[DATA FOR PROCESSING start]
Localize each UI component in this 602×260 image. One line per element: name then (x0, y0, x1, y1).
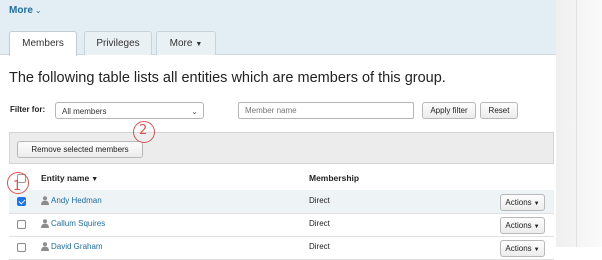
tab-privileges-label: Privileges (96, 38, 140, 49)
sort-caret-icon: ▼ (91, 176, 99, 183)
annotation-number-2: 2 (139, 123, 148, 138)
tab-more[interactable]: More ▼ (156, 31, 216, 55)
actions-label: Actions (505, 221, 532, 230)
filter-label: Filter for: (10, 105, 46, 114)
row-checkbox[interactable] (17, 243, 26, 252)
page: More ⌄ Members Privileges More ▼ The follo… (0, 0, 556, 260)
table-header-row: Entity name ▼ Membership (9, 166, 554, 191)
member-name-input[interactable] (238, 102, 414, 119)
table-row: Callum Squires Direct Actions ▼ (9, 213, 554, 237)
member-filter-value: All members (62, 107, 107, 116)
annotation-number-1: 1 (13, 179, 22, 194)
caret-down-icon: ▼ (533, 201, 540, 207)
actions-label: Actions (505, 198, 532, 207)
row-checkbox[interactable] (17, 197, 26, 206)
actions-button[interactable]: Actions ▼ (500, 217, 545, 234)
actions-button[interactable]: Actions ▼ (500, 194, 545, 211)
group-header-bar: More ⌄ Members Privileges More ▼ (0, 0, 556, 56)
actions-label: Actions (505, 244, 532, 253)
entity-name-link[interactable]: Andy Hedman (51, 196, 102, 205)
more-menu-label: More (9, 5, 33, 16)
member-filter-select[interactable]: All members ⌄ (55, 102, 204, 119)
actions-button[interactable]: Actions ▼ (500, 240, 545, 257)
tab-members[interactable]: Members (9, 31, 77, 56)
reset-button[interactable]: Reset (480, 102, 518, 119)
tab-more-label: More (169, 38, 193, 49)
table-row: Andy Hedman Direct Actions ▼ (9, 190, 554, 214)
row-checkbox[interactable] (17, 220, 26, 229)
user-icon (41, 219, 49, 228)
chevron-down-icon: ⌄ (191, 107, 198, 116)
entity-name-link[interactable]: Callum Squires (51, 219, 105, 228)
membership-value: Direct (309, 219, 330, 228)
entity-name-header-label: Entity name (41, 173, 90, 183)
tab-privileges[interactable]: Privileges (84, 31, 152, 55)
caret-down-icon: ▼ (533, 224, 540, 230)
chevron-down-icon: ⌄ (34, 6, 42, 15)
page-heading: The following table lists all entities w… (9, 70, 446, 86)
tab-members-label: Members (22, 38, 64, 49)
membership-column-header: Membership (309, 173, 360, 183)
caret-down-icon: ▼ (533, 247, 540, 253)
remove-selected-members-button[interactable]: Remove selected members (17, 141, 143, 158)
apply-filter-button[interactable]: Apply filter (422, 102, 476, 119)
user-icon (41, 196, 49, 205)
table-toolbar: Remove selected members (9, 132, 554, 164)
more-menu-link[interactable]: More ⌄ (9, 5, 42, 16)
membership-value: Direct (309, 196, 330, 205)
page-gutter (556, 0, 602, 247)
entity-name-column-header[interactable]: Entity name ▼ (41, 173, 98, 183)
table-row: David Graham Direct Actions ▼ (9, 236, 554, 260)
caret-down-icon: ▼ (195, 41, 203, 48)
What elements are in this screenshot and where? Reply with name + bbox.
[DATA FOR PROCESSING end]
→ EXERCISE DESCRIPTION
In the entries from the line with "tab-privileges-label: Privileges (96, 38, 140, 49)" up to and including the line with "actions-button[interactable]: Actions ▼ (500, 194, 545, 211)", rename "All members" to "Every member" and give those lines again with nothing else changed.

→ FULL OUTPUT
tab-privileges-label: Privileges (96, 38, 140, 49)
sort-caret-icon: ▼ (91, 176, 99, 183)
annotation-number-2: 2 (139, 123, 148, 138)
tab-more[interactable]: More ▼ (156, 31, 216, 55)
actions-label: Actions (505, 221, 532, 230)
filter-label: Filter for: (10, 105, 46, 114)
row-checkbox[interactable] (17, 243, 26, 252)
page: More ⌄ Members Privileges More ▼ The follo… (0, 0, 556, 260)
table-header-row: Entity name ▼ Membership (9, 166, 554, 191)
member-name-input[interactable] (238, 102, 414, 119)
table-row: Callum Squires Direct Actions ▼ (9, 213, 554, 237)
member-filter-value: Every member (62, 107, 107, 116)
annotation-number-1: 1 (13, 179, 22, 194)
caret-down-icon: ▼ (533, 201, 540, 207)
actions-label: Actions (505, 198, 532, 207)
row-checkbox[interactable] (17, 197, 26, 206)
actions-button[interactable]: Actions ▼ (500, 217, 545, 234)
actions-button[interactable]: Actions ▼ (500, 194, 545, 211)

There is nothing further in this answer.